Description of the task -
Each line that holds the word "Initial" counts once; give the total number of such lines and nothing else.

Figure contents as structured data -

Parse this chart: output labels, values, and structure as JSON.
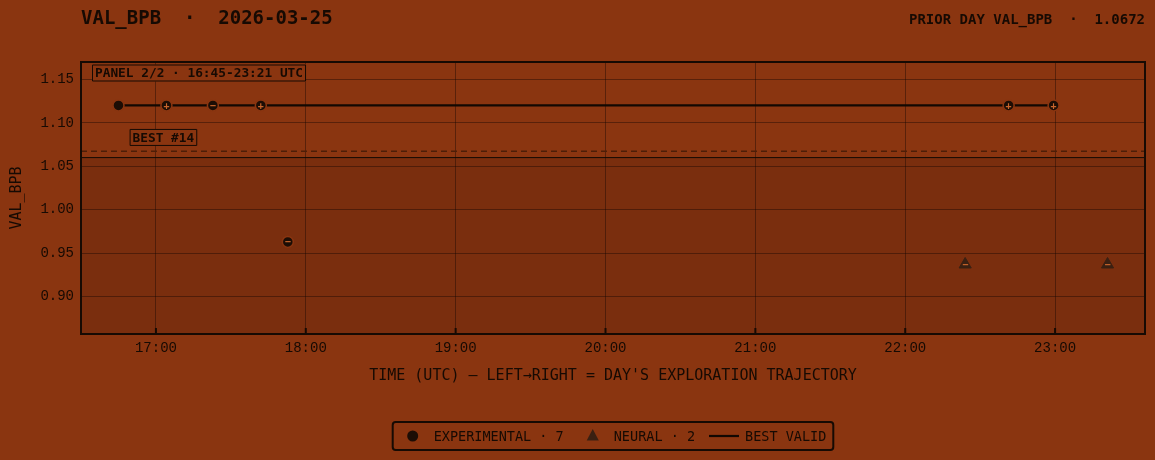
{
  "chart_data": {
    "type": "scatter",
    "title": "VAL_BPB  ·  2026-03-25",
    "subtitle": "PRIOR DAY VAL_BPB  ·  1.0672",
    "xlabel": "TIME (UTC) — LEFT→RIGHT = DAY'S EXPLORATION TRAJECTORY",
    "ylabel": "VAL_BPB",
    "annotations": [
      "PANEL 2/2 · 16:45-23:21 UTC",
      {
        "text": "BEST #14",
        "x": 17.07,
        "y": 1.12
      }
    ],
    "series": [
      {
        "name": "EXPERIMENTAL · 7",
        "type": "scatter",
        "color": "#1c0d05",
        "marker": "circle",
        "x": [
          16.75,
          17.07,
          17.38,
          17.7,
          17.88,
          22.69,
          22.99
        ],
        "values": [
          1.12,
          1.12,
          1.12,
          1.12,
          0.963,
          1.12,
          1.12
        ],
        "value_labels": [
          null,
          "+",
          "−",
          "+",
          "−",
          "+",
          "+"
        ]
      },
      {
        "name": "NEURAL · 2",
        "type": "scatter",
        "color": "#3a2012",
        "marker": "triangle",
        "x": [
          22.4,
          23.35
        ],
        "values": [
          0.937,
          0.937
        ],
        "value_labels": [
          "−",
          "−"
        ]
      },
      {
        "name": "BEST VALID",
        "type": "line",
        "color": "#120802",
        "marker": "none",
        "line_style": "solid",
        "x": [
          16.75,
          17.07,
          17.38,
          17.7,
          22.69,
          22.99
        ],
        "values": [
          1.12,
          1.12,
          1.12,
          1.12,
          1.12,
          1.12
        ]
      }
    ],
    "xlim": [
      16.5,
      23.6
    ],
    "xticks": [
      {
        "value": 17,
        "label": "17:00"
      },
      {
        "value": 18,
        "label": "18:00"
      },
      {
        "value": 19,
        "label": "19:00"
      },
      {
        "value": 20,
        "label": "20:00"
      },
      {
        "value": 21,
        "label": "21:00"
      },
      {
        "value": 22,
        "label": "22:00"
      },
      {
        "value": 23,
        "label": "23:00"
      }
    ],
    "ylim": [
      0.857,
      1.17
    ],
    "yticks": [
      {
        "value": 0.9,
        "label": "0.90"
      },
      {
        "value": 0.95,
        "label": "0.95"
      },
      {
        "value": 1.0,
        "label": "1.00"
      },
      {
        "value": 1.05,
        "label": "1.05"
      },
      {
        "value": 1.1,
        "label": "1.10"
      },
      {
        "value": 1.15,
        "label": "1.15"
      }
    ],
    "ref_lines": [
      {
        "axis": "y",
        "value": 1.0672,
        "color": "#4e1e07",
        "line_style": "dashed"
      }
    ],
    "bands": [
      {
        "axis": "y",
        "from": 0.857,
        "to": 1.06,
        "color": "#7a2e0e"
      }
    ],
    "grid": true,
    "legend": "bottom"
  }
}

--

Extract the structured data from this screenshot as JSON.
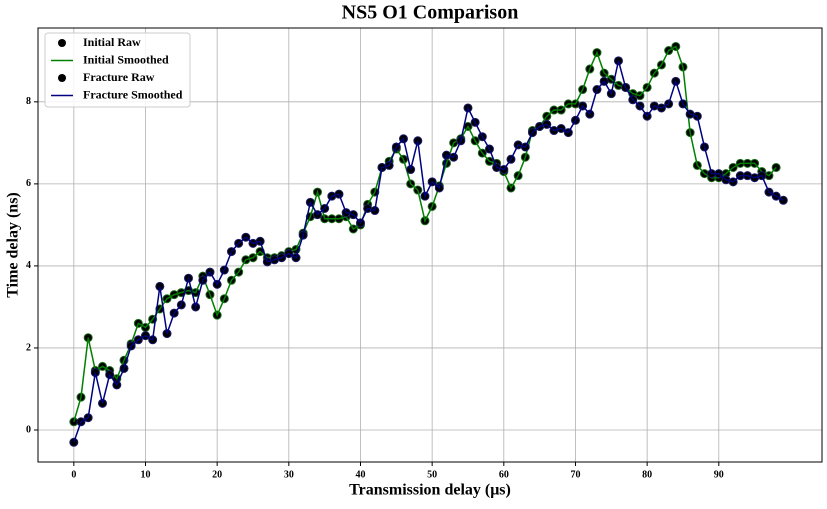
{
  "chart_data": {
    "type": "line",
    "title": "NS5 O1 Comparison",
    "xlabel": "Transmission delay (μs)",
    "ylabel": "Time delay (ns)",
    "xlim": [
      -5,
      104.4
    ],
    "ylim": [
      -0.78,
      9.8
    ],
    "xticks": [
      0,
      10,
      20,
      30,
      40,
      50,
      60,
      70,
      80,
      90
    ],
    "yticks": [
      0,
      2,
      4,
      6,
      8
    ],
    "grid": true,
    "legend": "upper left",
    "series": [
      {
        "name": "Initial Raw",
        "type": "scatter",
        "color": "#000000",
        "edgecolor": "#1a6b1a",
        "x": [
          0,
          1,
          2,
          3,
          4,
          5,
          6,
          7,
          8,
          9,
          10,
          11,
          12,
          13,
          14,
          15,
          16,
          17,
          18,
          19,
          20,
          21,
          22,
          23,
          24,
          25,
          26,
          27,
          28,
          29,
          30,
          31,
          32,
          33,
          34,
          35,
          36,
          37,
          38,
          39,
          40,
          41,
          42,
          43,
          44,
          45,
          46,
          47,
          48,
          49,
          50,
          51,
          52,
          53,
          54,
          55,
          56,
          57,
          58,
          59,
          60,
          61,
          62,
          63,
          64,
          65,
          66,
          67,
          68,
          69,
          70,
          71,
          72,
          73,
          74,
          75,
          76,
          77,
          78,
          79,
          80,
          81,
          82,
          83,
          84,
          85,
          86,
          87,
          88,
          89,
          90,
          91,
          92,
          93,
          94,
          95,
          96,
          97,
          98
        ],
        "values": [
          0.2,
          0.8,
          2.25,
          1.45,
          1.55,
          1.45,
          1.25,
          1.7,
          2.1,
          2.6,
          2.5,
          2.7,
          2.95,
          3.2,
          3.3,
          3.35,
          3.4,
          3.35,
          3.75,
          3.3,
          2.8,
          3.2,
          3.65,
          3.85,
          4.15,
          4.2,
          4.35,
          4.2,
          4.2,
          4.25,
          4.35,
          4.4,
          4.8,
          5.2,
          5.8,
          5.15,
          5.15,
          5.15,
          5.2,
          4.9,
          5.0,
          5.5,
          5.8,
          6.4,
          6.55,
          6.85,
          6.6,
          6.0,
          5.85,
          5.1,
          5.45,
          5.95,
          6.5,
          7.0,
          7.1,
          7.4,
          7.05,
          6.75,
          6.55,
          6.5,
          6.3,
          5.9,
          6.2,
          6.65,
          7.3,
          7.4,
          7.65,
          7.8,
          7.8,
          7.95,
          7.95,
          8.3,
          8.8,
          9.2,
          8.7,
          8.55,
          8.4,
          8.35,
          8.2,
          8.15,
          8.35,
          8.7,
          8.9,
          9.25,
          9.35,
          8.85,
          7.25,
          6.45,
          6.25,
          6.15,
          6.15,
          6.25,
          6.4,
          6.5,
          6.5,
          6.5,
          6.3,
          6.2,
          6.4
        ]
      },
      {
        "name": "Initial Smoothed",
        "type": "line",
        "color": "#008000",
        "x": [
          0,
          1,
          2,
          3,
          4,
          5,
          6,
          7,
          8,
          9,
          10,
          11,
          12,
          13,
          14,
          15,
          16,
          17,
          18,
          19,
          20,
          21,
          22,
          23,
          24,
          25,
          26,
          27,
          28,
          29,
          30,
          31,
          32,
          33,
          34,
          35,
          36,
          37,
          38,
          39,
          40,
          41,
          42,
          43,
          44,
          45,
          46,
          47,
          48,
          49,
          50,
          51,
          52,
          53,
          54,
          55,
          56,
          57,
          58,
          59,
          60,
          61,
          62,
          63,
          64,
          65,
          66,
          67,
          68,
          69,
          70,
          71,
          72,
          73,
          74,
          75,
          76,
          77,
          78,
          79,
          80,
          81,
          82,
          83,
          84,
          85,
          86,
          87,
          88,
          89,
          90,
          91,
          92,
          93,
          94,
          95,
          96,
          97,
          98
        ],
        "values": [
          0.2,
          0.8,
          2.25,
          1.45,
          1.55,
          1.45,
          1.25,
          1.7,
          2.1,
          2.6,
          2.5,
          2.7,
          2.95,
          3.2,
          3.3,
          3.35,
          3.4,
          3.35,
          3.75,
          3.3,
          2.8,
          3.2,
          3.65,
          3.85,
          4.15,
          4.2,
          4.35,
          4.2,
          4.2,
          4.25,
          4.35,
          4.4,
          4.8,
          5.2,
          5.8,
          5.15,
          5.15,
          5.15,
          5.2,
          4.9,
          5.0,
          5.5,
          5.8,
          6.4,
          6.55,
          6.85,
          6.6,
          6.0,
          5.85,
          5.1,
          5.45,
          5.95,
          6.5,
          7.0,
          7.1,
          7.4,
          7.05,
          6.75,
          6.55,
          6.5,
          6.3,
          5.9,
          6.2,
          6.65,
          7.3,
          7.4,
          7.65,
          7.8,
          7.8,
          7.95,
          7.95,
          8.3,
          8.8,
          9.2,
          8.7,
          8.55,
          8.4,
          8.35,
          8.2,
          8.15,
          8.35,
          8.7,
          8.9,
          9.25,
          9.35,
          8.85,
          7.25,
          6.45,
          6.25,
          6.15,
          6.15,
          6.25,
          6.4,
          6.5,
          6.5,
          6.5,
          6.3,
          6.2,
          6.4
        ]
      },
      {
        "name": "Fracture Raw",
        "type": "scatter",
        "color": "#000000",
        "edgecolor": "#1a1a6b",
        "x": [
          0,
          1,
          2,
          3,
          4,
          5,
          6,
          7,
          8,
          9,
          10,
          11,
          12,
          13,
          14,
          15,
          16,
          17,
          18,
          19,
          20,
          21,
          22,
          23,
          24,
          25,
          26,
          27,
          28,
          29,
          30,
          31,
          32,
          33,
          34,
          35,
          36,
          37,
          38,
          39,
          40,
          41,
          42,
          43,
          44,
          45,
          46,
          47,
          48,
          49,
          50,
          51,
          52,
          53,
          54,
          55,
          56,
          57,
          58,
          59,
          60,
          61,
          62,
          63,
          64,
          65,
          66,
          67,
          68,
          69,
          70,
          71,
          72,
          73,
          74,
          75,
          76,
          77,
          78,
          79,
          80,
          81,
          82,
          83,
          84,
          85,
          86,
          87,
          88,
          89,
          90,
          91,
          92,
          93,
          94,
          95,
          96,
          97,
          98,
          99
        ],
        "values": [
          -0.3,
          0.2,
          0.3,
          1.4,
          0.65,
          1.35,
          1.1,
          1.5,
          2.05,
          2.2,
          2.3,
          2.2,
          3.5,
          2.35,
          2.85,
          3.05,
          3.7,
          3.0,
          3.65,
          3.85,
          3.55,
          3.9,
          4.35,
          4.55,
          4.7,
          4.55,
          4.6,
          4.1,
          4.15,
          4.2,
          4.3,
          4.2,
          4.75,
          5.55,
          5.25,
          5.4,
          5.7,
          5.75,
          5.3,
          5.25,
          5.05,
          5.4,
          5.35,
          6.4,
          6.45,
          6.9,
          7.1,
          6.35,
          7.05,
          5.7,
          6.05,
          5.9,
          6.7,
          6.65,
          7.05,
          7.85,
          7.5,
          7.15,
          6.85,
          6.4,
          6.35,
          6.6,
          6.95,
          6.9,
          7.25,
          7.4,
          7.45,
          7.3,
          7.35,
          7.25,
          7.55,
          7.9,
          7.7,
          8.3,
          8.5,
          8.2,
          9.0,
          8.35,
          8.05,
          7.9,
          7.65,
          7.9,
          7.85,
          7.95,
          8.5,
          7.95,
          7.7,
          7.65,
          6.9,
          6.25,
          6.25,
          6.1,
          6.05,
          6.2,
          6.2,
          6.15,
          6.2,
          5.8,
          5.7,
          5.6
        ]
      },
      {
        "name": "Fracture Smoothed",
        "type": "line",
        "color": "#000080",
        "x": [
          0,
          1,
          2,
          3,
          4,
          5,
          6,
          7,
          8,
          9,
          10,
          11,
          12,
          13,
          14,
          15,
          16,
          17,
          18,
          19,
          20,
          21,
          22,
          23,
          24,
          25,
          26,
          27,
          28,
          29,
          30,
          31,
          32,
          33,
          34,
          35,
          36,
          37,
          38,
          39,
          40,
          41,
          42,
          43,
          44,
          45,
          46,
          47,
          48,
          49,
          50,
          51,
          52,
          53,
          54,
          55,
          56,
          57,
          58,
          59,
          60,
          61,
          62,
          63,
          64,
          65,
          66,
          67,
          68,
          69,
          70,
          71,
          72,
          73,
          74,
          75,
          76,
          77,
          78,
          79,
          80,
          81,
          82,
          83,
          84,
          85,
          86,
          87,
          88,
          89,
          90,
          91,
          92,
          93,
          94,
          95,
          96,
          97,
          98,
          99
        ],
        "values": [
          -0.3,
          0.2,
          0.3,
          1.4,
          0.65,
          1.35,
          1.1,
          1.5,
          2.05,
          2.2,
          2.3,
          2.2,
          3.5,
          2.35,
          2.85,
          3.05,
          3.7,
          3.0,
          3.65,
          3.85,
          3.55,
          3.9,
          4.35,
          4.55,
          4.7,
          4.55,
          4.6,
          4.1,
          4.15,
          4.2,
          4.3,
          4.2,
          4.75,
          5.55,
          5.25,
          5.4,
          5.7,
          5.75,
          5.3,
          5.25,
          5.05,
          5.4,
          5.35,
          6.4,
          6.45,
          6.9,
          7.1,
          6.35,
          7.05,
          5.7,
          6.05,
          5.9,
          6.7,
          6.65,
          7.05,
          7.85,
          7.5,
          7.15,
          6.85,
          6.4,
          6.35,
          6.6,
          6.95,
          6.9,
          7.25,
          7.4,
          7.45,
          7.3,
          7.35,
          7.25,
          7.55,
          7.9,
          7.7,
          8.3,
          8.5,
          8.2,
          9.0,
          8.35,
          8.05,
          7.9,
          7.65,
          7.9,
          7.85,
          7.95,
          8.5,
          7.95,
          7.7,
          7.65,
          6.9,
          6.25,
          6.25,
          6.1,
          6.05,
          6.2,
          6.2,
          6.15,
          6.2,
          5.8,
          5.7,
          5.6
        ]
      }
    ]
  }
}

Exercise response -
2